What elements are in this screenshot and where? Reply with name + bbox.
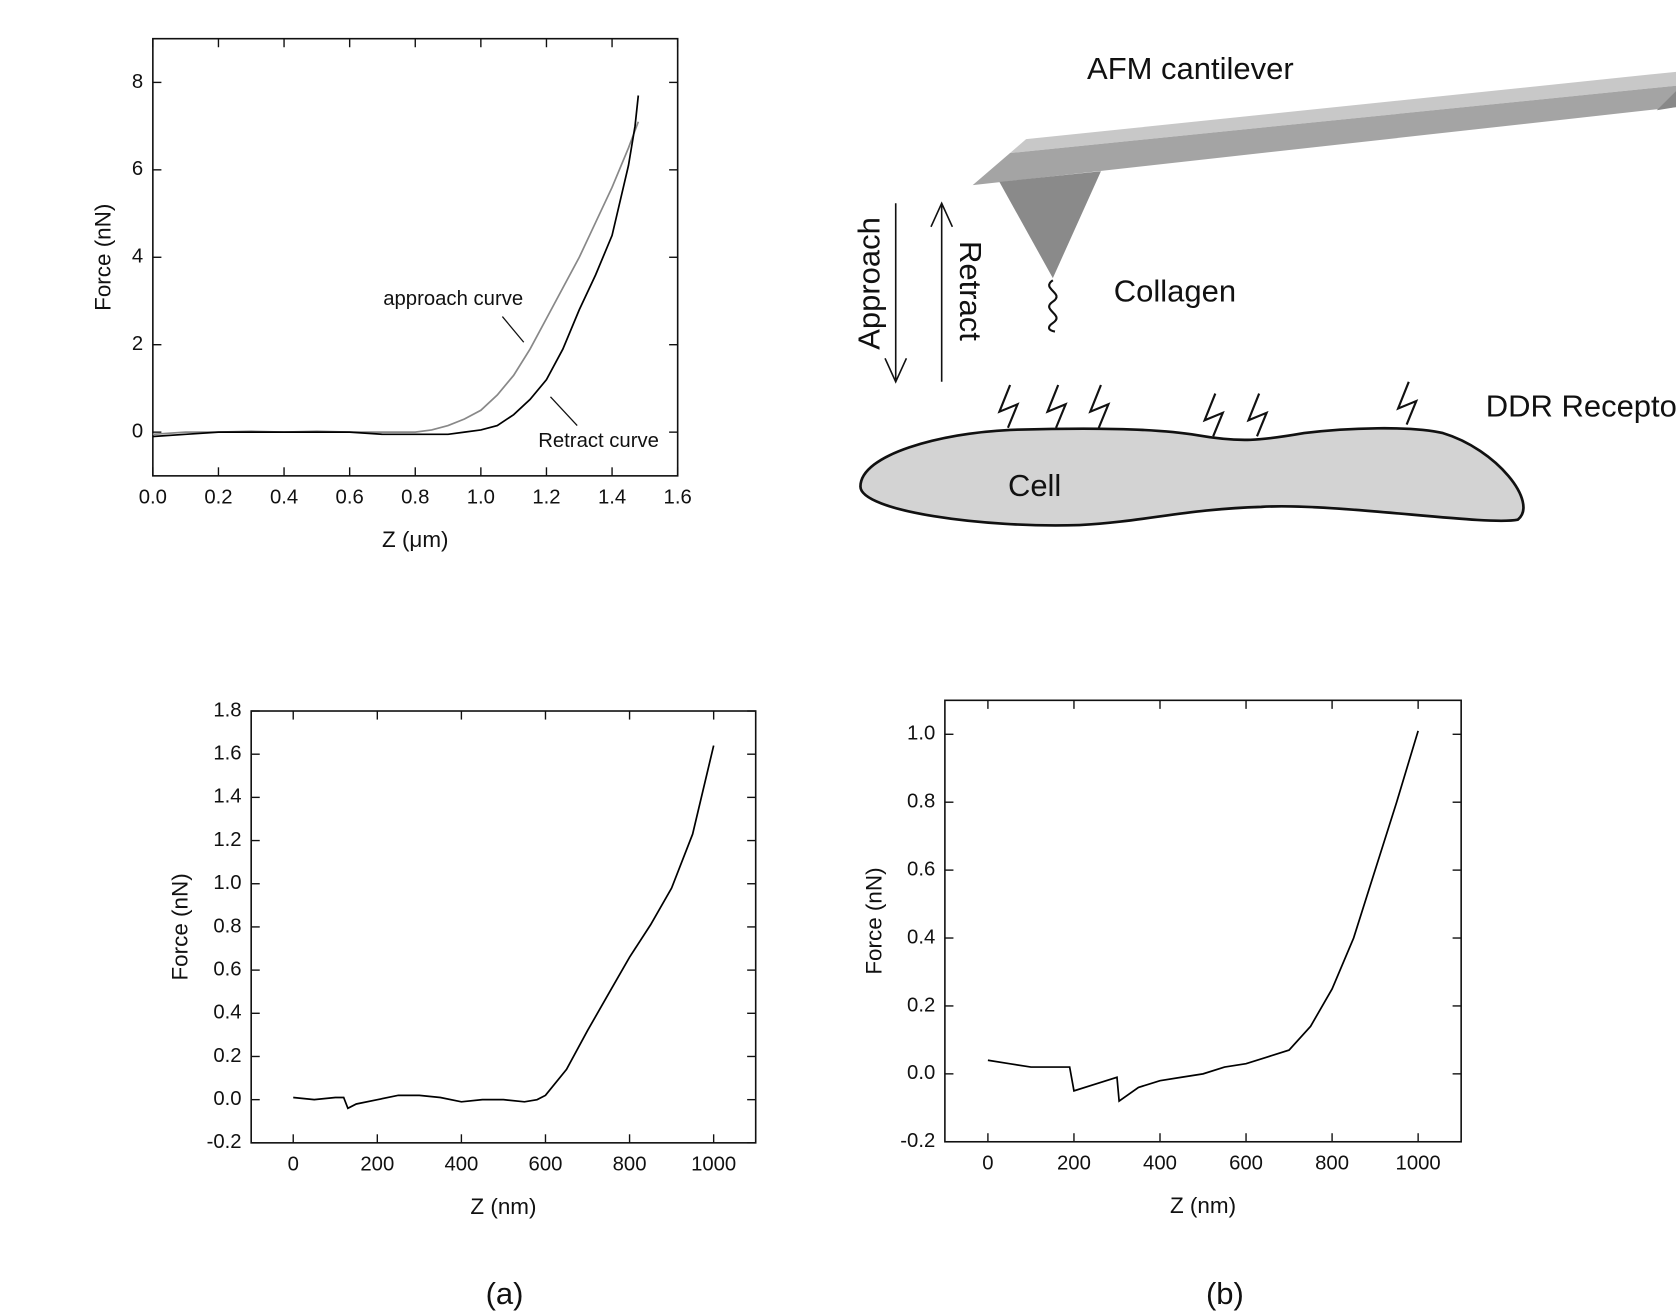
y-tick-label: 2 (132, 333, 143, 355)
y-tick-label: 1.8 (213, 699, 241, 721)
x-tick-label: 0.6 (336, 487, 364, 509)
y-tick-label: 0.6 (213, 958, 241, 980)
y-tick-label: 0.4 (907, 926, 935, 948)
annotation-arrow (550, 396, 578, 427)
y-tick-label: 1.0 (213, 872, 241, 894)
collagen-label: Collagen (1114, 273, 1236, 308)
y-tick-label: -0.2 (900, 1130, 935, 1152)
x-tick-label: 0 (982, 1153, 993, 1175)
y-tick-label: 1.4 (213, 786, 241, 808)
chart: 0.0 0.2 0.4 0.6 0.8 1.0 1.2 1.4 1.6 0 2 4 6 8 Z (μm) Fo… (91, 37, 692, 552)
x-tick-label: 0.2 (204, 487, 232, 509)
x-tick-label: 1.6 (664, 487, 692, 509)
x-tick-label: 1.0 (467, 487, 495, 509)
x-tick-label: 600 (529, 1154, 563, 1176)
y-tick-label: 0.0 (213, 1088, 241, 1110)
data-line (293, 745, 715, 1110)
plot-frame (944, 699, 1462, 1143)
x-tick-label: 1000 (1396, 1153, 1441, 1175)
y-tick-label: 0.6 (907, 858, 935, 880)
x-axis-label: Z (μm) (382, 527, 449, 552)
y-tick-label: 0.2 (213, 1045, 241, 1067)
receptor (1202, 393, 1225, 437)
x-tick-label: 1000 (691, 1154, 736, 1176)
x-tick-label: 200 (1057, 1153, 1091, 1175)
x-axis-label: Z (nm) (1170, 1193, 1236, 1218)
receptor-label: DDR Receptor (1486, 389, 1676, 424)
x-tick-label: 0 (288, 1154, 299, 1176)
y-tick-label: 1.2 (213, 829, 241, 851)
x-tick-label: 400 (1143, 1153, 1177, 1175)
x-tick-label: 600 (1229, 1153, 1263, 1175)
collagen-strand (1047, 279, 1058, 333)
panel-label: (b) (1206, 1276, 1244, 1311)
cantilever-tip (999, 171, 1101, 279)
cantilever-end (1656, 91, 1676, 111)
receptor (1045, 384, 1068, 429)
receptor (1246, 393, 1269, 437)
y-tick-label: 0.4 (213, 1002, 241, 1024)
y-tick-label: 0.8 (213, 915, 241, 937)
x-tick-label: 1.2 (532, 487, 560, 509)
receptor (1088, 384, 1111, 429)
retract-label: Retract (953, 241, 988, 341)
y-axis-label: Force (nN) (168, 873, 193, 980)
diagram: AFM cantilever Collagen Approach Retract… (851, 51, 1676, 527)
y-tick-label: 8 (132, 71, 143, 93)
x-tick-label: 400 (444, 1154, 478, 1176)
y-tick-label: 0.0 (907, 1062, 935, 1084)
y-tick-label: 0.8 (907, 791, 935, 813)
y-tick-label: 6 (132, 158, 143, 180)
y-tick-label: 1.6 (213, 743, 241, 765)
y-tick-label: 0 (132, 421, 143, 443)
data-line (152, 95, 640, 438)
y-tick-label: 1.0 (907, 723, 935, 745)
x-tick-label: 0.4 (270, 487, 298, 509)
x-tick-label: 800 (613, 1154, 647, 1176)
x-tick-label: 1.4 (598, 487, 626, 509)
panel-label: (a) (486, 1276, 524, 1311)
x-tick-label: 800 (1315, 1153, 1349, 1175)
approach-label: Approach (851, 217, 886, 350)
chart: 0 200 400 600 800 1000 -0.2 0.0 0.2 0.4 0.6 0.8 1.0 1… (168, 699, 757, 1219)
y-tick-label: -0.2 (207, 1131, 242, 1153)
approach-arrow-head (884, 357, 908, 384)
x-tick-label: 200 (360, 1154, 394, 1176)
x-axis-label: Z (nm) (470, 1194, 536, 1219)
cantilever-label: AFM cantilever (1087, 51, 1294, 86)
annotation: approach curve (383, 288, 523, 310)
receptors (997, 381, 1419, 437)
y-axis-label: Force (nN) (91, 204, 116, 311)
data-line (152, 121, 640, 436)
cell (859, 426, 1525, 527)
plot-frame (250, 710, 757, 1144)
cantilever-side (972, 85, 1676, 186)
cantilever-top (972, 71, 1676, 186)
data-line (987, 730, 1419, 1103)
y-axis-label: Force (nN) (861, 867, 886, 974)
y-tick-label: 4 (132, 246, 143, 268)
annotation: Retract curve (538, 430, 659, 452)
plot-frame (152, 37, 679, 477)
retract-arrow-head (930, 201, 954, 228)
x-tick-label: 0.0 (139, 487, 167, 509)
y-tick-label: 0.2 (907, 994, 935, 1016)
x-tick-label: 0.8 (401, 487, 429, 509)
cell-label: Cell (1008, 468, 1061, 503)
receptor (997, 384, 1020, 429)
receptor (1396, 381, 1419, 425)
chart: 0 200 400 600 800 1000 -0.2 0.0 0.2 0.4 0.6 0.8 1.0 Z… (861, 699, 1462, 1218)
annotation-arrow (501, 316, 525, 343)
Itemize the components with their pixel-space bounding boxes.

Aim of the task: Locate each line in the records above that contains the string "cell", and reproduce every such line in full.

Response:
cell (859, 426, 1525, 527)
cell-label: Cell (1008, 468, 1061, 503)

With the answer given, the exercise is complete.